══ Given information ══

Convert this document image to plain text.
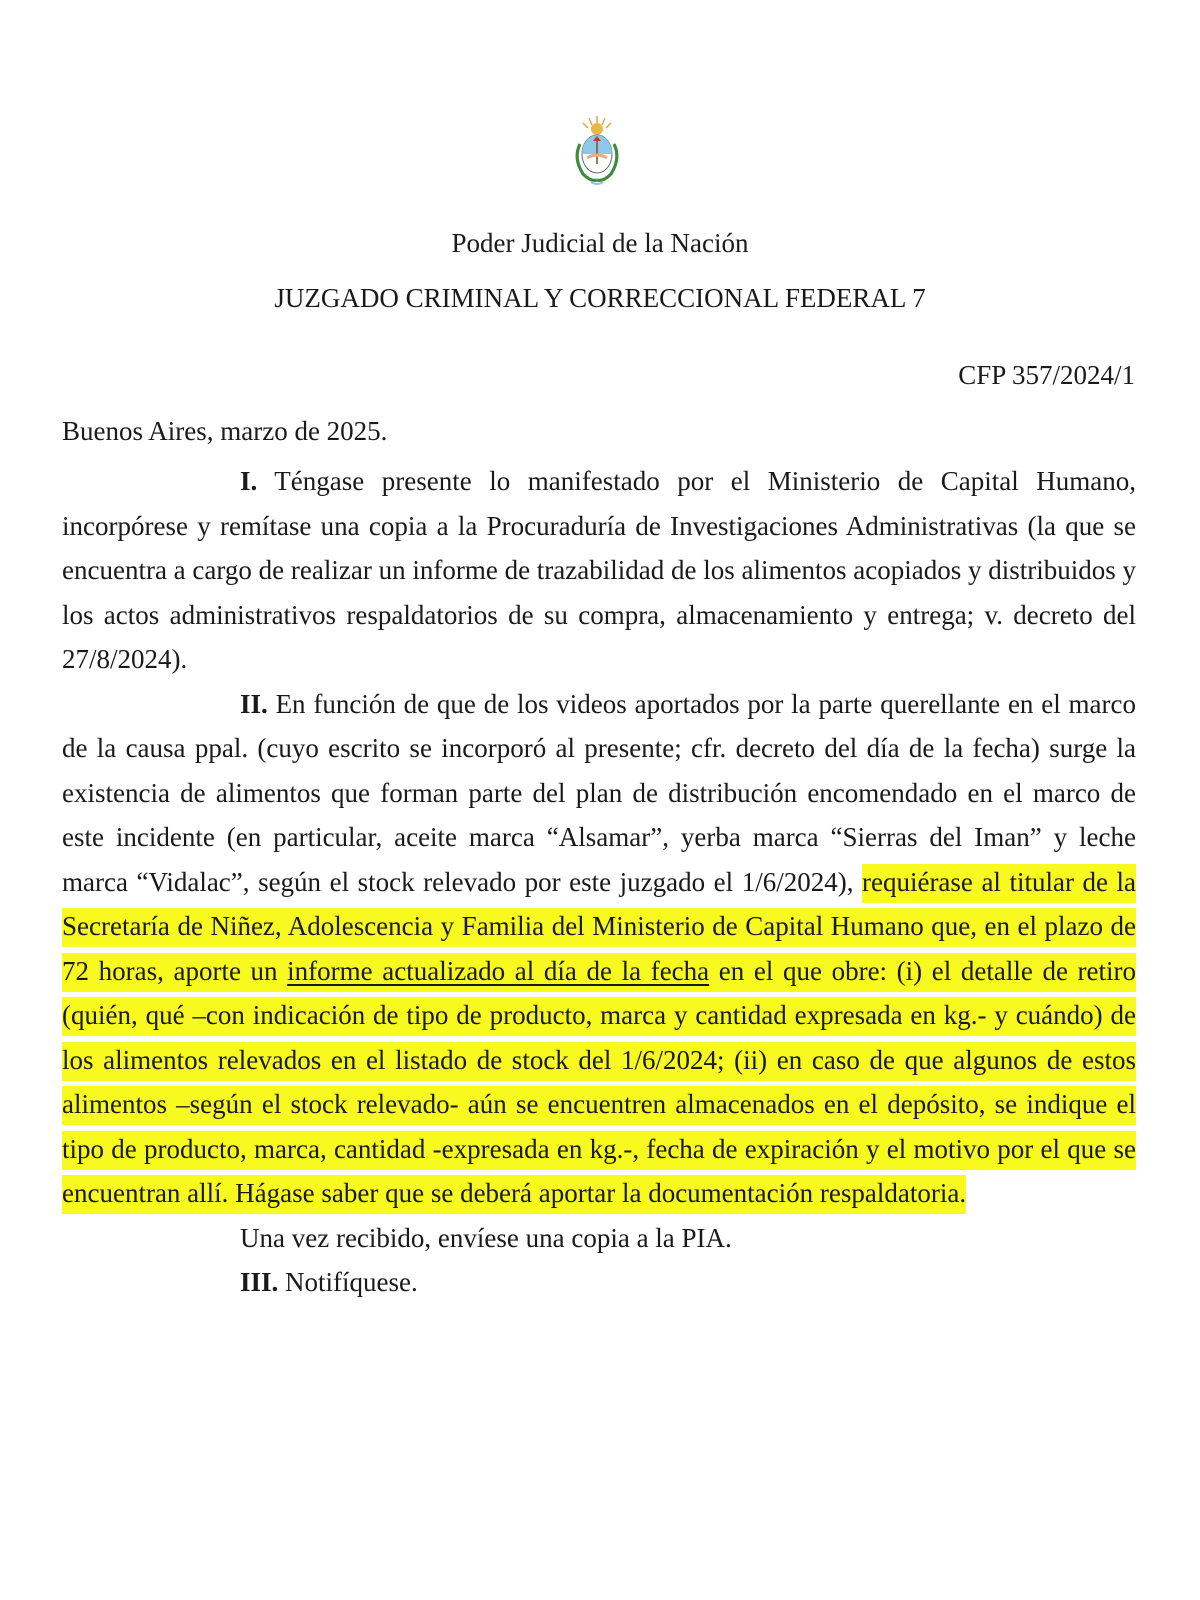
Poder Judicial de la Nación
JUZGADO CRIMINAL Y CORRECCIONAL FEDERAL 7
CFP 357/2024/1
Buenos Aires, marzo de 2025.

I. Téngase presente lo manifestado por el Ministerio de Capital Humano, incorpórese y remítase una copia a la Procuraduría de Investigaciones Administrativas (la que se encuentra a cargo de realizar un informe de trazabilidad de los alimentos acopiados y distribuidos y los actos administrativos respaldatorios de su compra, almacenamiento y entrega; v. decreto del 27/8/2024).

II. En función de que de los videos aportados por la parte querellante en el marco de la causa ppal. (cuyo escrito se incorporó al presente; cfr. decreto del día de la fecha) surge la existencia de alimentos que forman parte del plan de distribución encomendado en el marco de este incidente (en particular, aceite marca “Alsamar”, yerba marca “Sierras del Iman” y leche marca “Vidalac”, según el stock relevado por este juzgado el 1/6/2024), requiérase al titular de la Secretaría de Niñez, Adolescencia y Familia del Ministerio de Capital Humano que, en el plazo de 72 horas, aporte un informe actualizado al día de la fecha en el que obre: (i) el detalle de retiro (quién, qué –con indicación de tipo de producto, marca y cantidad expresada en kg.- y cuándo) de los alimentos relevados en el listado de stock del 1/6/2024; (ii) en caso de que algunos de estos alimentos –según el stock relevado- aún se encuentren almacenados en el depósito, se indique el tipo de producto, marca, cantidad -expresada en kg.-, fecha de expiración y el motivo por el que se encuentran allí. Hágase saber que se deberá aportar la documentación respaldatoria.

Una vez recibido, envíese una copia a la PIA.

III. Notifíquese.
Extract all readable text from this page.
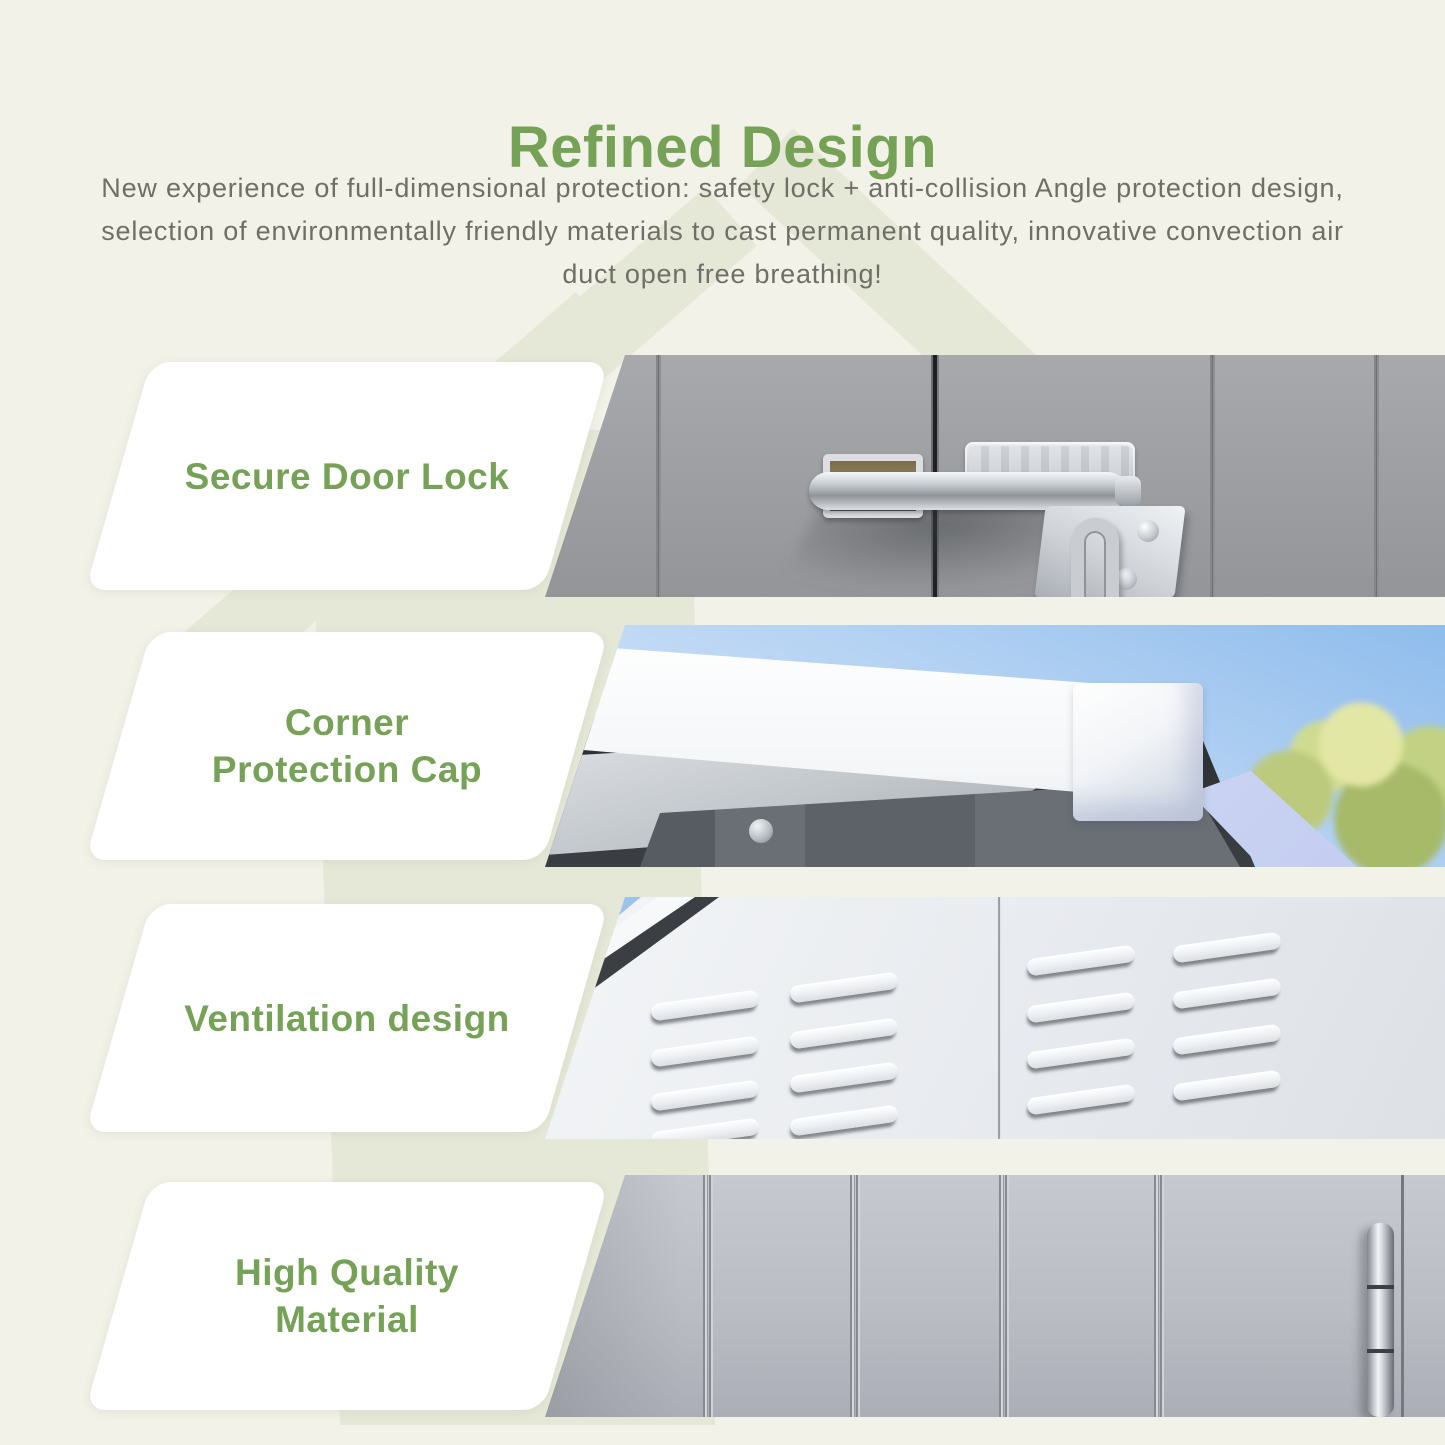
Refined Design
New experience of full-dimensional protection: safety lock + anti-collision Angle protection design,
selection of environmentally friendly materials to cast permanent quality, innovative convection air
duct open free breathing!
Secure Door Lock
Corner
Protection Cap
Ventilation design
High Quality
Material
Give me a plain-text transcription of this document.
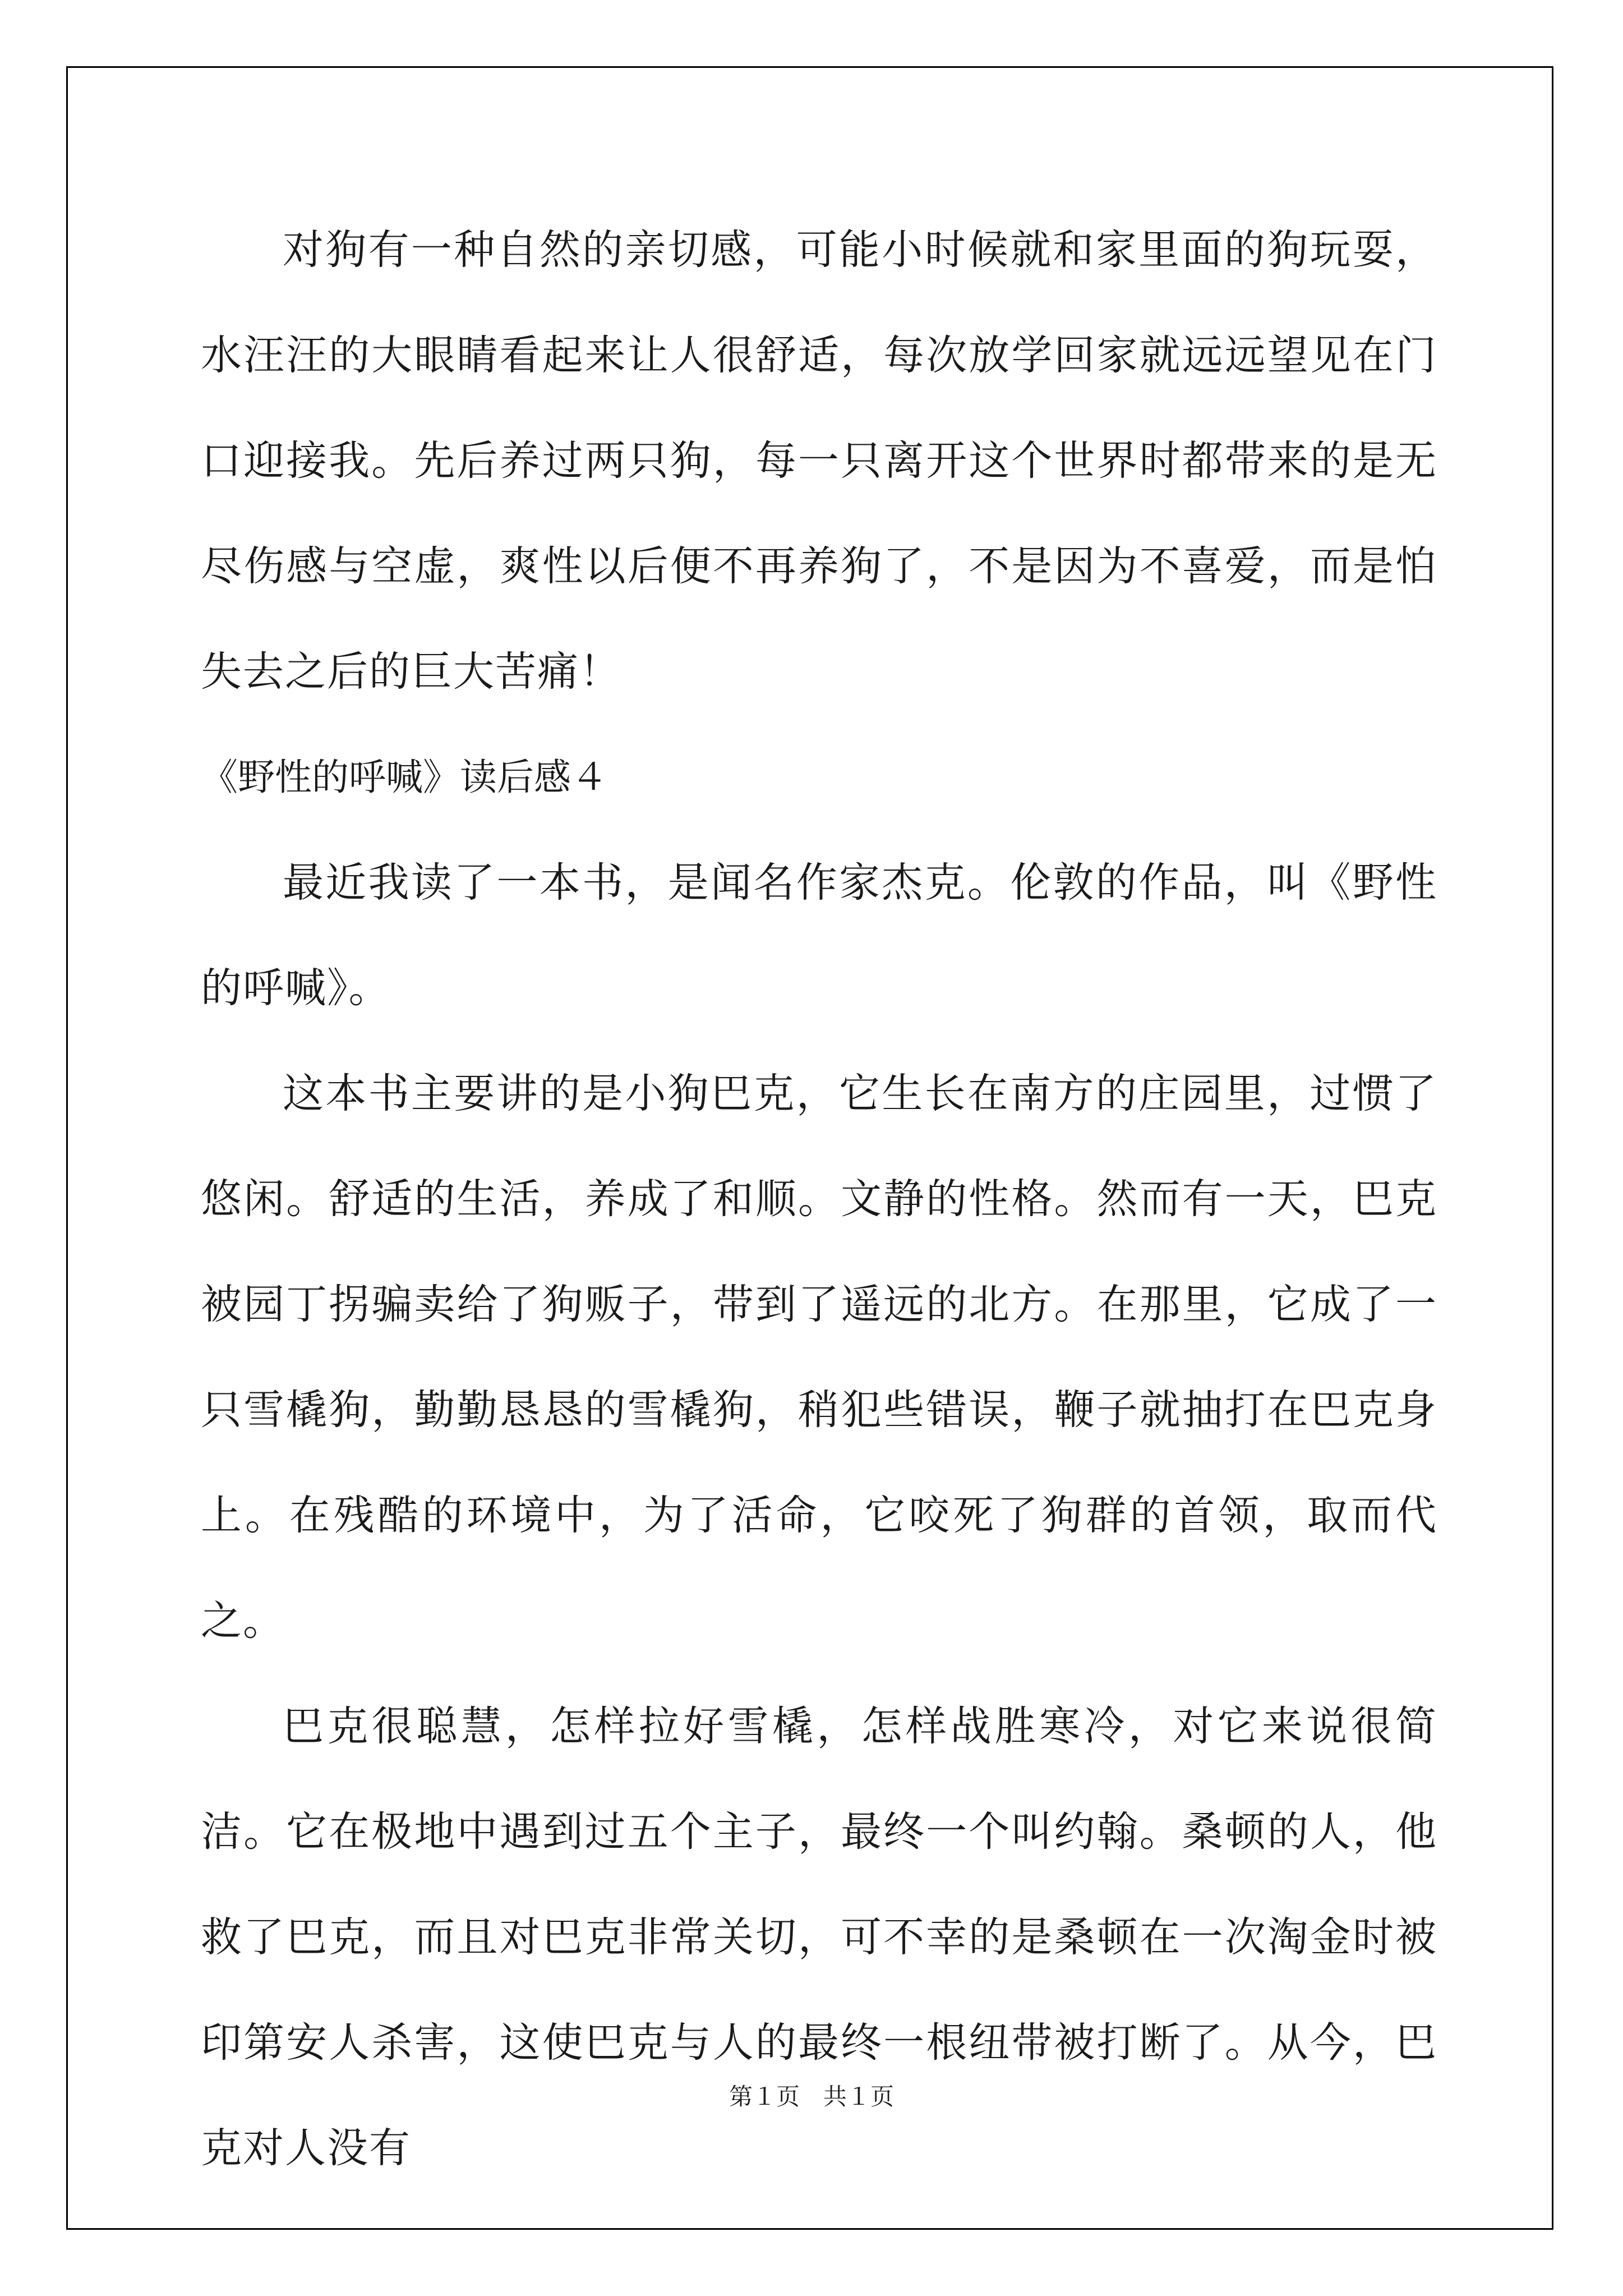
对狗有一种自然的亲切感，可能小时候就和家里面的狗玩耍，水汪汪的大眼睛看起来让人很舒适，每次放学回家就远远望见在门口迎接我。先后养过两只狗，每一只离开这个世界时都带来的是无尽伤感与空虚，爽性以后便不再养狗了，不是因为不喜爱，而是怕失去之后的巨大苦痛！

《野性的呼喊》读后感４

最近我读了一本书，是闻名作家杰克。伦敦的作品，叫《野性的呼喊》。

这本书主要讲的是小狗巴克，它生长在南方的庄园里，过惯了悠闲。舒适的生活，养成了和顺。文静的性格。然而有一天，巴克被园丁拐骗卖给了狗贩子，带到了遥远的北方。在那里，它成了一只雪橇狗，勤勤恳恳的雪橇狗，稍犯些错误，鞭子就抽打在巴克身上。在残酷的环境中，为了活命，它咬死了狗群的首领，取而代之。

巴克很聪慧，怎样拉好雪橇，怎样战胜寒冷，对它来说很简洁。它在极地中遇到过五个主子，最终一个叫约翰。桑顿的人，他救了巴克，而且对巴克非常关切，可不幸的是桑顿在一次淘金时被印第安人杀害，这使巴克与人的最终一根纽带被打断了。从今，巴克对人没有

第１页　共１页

═══

Task requirements: Write out, exactly as given, the line containing "Extract all readable text from this page." and every line after it through the end, with no pictures.

Finished exercise:
Extract all readable text from this page.
Refined Design
New experience of full-dimensional protection: safety lock + anti-collision Angle protection design,
selection of environmentally friendly materials to cast permanent quality, innovative convection air
duct open free breathing!
Secure Door Lock
Corner
Protection Cap
Ventilation design
High Quality
Material
Give me a plain-text transcription of this document.
对狗有一种自然的亲切感，可能小时候就和家里面的狗玩耍，水汪汪的大眼睛看起来让人很舒适，每次放学回家就远远望见在门口迎接我。先后养过两只狗，每一只离开这个世界时都带来的是无尽伤感与空虚，爽性以后便不再养狗了，不是因为不喜爱，而是怕失去之后的巨大苦痛！

《野性的呼喊》读后感４

最近我读了一本书，是闻名作家杰克。伦敦的作品，叫《野性的呼喊》。

这本书主要讲的是小狗巴克，它生长在南方的庄园里，过惯了悠闲。舒适的生活，养成了和顺。文静的性格。然而有一天，巴克被园丁拐骗卖给了狗贩子，带到了遥远的北方。在那里，它成了一只雪橇狗，勤勤恳恳的雪橇狗，稍犯些错误，鞭子就抽打在巴克身上。在残酷的环境中，为了活命，它咬死了狗群的首领，取而代之。

巴克很聪慧，怎样拉好雪橇，怎样战胜寒冷，对它来说很简洁。它在极地中遇到过五个主子，最终一个叫约翰。桑顿的人，他救了巴克，而且对巴克非常关切，可不幸的是桑顿在一次淘金时被印第安人杀害，这使巴克与人的最终一根纽带被打断了。从今，巴克对人没有

第１页　共１页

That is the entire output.